Stated task :: Gather up every line that includes the string "wearetechtonic".

Data for the task ::
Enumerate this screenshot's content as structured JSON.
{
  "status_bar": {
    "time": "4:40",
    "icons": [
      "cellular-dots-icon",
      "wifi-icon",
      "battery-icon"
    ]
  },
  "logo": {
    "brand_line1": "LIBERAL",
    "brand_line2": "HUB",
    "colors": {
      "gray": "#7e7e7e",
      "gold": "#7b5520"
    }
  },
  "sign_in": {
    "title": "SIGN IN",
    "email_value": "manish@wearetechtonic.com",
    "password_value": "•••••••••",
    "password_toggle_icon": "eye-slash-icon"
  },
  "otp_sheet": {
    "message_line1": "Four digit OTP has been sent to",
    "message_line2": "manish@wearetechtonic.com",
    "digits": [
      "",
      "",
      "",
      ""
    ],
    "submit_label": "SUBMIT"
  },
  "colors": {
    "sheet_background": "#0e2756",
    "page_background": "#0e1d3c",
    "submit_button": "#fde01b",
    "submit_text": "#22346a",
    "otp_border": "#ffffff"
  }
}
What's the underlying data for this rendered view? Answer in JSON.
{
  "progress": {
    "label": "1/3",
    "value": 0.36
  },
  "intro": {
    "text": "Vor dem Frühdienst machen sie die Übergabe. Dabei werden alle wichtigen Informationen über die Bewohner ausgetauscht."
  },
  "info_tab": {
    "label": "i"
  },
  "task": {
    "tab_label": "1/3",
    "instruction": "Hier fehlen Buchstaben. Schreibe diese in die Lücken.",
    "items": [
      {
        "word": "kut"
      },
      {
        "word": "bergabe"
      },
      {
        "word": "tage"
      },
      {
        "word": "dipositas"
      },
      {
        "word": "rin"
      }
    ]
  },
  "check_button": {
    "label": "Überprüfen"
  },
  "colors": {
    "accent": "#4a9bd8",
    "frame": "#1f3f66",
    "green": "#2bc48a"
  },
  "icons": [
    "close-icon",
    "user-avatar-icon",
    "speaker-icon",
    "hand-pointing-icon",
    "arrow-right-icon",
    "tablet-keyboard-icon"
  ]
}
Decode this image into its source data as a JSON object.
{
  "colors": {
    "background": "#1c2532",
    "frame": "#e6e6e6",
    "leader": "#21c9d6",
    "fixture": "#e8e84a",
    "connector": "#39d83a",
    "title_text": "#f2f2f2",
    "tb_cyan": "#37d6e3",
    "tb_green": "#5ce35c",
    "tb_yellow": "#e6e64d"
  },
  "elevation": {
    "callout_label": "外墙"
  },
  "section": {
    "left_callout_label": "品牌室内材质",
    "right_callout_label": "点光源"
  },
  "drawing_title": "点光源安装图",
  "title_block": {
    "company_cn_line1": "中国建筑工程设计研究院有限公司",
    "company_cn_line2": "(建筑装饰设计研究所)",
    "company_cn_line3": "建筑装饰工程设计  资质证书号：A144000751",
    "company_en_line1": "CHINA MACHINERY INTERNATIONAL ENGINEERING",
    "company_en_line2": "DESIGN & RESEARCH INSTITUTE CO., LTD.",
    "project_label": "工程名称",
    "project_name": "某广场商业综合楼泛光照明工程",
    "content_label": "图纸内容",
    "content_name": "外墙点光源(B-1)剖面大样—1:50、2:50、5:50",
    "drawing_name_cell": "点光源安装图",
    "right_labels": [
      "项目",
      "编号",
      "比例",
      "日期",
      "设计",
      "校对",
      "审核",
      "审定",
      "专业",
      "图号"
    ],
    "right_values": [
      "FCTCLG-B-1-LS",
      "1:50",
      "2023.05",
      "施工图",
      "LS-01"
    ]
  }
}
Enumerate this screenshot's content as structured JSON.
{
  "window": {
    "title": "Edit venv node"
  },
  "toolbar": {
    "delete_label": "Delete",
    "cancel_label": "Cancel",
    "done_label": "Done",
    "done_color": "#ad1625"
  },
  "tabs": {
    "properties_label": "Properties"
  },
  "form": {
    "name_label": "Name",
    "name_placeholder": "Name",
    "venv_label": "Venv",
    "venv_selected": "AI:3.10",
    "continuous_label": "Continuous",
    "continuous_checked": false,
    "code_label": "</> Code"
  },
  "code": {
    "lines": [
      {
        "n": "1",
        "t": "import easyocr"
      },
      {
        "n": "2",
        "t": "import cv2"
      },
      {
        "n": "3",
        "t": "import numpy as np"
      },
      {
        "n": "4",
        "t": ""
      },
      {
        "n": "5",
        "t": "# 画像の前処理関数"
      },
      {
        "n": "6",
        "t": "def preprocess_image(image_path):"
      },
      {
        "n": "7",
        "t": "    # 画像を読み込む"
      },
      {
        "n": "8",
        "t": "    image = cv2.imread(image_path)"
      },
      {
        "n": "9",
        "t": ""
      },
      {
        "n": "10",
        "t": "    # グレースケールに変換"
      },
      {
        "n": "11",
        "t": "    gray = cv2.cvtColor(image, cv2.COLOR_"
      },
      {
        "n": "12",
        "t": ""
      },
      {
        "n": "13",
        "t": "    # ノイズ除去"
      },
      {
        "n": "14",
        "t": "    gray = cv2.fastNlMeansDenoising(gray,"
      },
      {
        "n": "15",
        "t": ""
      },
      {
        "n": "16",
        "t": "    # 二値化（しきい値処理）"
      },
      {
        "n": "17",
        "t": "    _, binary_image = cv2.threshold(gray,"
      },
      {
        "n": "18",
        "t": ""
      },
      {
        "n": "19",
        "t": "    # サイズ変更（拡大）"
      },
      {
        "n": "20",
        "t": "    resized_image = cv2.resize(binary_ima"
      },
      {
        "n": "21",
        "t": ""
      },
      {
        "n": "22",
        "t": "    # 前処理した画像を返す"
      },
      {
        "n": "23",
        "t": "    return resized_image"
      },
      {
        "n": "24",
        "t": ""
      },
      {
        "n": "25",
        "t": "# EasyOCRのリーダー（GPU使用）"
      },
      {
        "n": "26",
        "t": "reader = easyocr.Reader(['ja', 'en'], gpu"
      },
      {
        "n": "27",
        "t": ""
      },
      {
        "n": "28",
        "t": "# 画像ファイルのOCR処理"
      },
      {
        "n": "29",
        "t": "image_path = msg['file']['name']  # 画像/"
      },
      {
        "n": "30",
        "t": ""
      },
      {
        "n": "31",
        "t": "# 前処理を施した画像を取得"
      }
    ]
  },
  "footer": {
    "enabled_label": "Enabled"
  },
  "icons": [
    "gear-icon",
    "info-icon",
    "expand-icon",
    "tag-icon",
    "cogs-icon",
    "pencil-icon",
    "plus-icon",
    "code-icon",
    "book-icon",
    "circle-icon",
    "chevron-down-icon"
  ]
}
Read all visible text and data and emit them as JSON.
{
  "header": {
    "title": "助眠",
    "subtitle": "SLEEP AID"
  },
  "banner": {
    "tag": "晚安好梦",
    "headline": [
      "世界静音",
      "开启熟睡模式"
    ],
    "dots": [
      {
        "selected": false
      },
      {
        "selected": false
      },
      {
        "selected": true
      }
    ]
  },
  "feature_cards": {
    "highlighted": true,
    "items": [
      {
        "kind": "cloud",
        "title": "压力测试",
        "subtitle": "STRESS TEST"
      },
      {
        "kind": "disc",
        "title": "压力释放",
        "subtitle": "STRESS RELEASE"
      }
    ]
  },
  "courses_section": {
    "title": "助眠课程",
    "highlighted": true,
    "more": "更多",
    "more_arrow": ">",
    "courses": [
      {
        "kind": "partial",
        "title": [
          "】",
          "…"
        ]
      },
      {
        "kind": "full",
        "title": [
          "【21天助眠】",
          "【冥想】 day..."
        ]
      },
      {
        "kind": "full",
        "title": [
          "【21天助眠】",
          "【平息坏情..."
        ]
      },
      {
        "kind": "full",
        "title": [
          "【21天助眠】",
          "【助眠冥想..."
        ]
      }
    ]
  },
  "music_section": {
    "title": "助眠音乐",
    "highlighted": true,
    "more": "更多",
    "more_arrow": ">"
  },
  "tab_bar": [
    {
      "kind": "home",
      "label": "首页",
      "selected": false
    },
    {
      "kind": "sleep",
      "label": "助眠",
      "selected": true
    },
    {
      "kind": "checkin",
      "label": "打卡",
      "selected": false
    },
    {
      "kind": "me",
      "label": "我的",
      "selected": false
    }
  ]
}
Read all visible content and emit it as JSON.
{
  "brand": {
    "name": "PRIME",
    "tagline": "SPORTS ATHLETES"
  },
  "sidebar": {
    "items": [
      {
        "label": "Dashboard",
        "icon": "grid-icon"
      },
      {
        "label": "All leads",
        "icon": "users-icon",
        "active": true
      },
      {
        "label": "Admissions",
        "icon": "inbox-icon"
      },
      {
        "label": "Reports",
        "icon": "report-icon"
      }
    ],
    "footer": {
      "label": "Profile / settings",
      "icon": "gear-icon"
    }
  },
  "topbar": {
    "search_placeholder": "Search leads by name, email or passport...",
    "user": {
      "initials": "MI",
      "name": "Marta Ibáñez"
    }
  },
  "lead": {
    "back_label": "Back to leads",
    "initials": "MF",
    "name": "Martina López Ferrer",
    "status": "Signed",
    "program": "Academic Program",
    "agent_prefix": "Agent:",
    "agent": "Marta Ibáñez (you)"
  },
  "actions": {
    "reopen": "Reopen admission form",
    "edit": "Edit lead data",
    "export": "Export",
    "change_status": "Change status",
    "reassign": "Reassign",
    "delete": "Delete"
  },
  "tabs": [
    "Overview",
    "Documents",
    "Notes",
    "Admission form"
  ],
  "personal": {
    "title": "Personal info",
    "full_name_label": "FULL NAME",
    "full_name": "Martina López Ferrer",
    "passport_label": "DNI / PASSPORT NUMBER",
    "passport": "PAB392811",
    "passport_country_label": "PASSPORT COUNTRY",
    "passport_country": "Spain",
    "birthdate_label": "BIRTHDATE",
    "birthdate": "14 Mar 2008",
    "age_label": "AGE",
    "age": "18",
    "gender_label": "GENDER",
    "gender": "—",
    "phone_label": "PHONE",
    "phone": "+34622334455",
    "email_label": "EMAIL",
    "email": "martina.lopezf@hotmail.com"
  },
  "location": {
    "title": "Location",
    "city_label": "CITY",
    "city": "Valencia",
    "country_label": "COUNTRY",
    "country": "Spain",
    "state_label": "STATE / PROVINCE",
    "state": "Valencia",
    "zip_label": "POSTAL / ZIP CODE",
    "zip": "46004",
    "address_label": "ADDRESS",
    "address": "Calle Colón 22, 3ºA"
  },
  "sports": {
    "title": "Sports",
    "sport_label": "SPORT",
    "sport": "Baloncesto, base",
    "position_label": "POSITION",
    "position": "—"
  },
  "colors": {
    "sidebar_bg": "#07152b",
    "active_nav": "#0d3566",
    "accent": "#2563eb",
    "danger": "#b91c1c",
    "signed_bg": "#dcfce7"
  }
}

Reply ::
    "email_value": "manish@wearetechtonic.com",
    "message_line2": "manish@wearetechtonic.com",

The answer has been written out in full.